-- Given entries --
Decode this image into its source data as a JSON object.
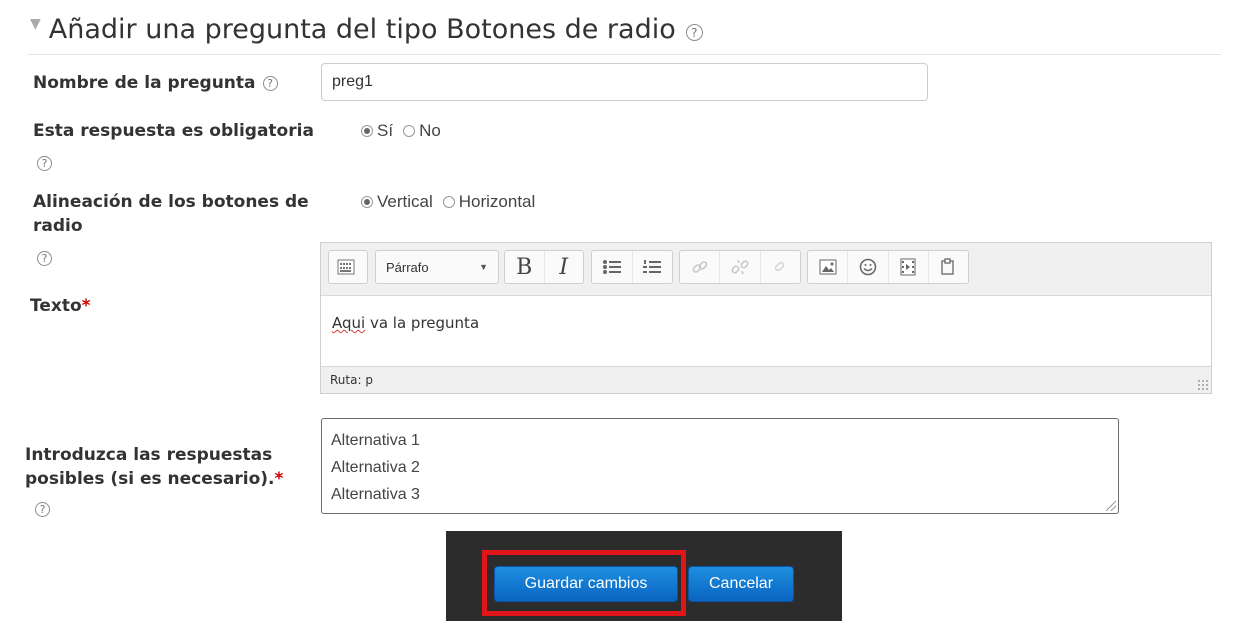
{
  "section": {
    "title": "Añadir una pregunta del tipo Botones de radio"
  },
  "fields": {
    "name": {
      "label": "Nombre de la pregunta",
      "value": "preg1"
    },
    "required": {
      "label": "Esta respuesta es obligatoria",
      "options": [
        "Sí",
        "No"
      ],
      "selected": "Sí"
    },
    "alignment": {
      "label_line1": "Alineación de los botones de",
      "label_line2": "radio",
      "options": [
        "Vertical",
        "Horizontal"
      ],
      "selected": "Vertical"
    },
    "text": {
      "label": "Texto",
      "required_mark": "*",
      "format": "Párrafo",
      "content_word1": "Aqui",
      "content_rest": " va la pregunta",
      "path": "Ruta: p"
    },
    "answers": {
      "label_line1": "Introduzca las respuestas",
      "label_line2": "posibles (si es necesario).",
      "required_mark": "*",
      "lines": [
        "Alternativa 1",
        "Alternativa 2",
        "Alternativa 3"
      ]
    }
  },
  "toolbar": {
    "icons": [
      "toolbar-toggle-icon",
      "bold-icon",
      "italic-icon",
      "unordered-list-icon",
      "ordered-list-icon",
      "link-icon",
      "unlink-icon",
      "anchor-icon",
      "image-icon",
      "emoticon-icon",
      "media-icon",
      "paste-icon"
    ],
    "bold": "B",
    "italic": "I"
  },
  "buttons": {
    "save": "Guardar cambios",
    "cancel": "Cancelar"
  },
  "colors": {
    "accent_blue": "#0a64c0",
    "required_red": "#cc0000",
    "highlight_red": "#e0161b",
    "footer_bg": "#2c2c2c"
  }
}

-- Challenge --
Go through the listing above and return every line where the word "Alternativa" occurs.

-- Response for this exercise --
        "Alternativa 1",
        "Alternativa 2",
        "Alternativa 3"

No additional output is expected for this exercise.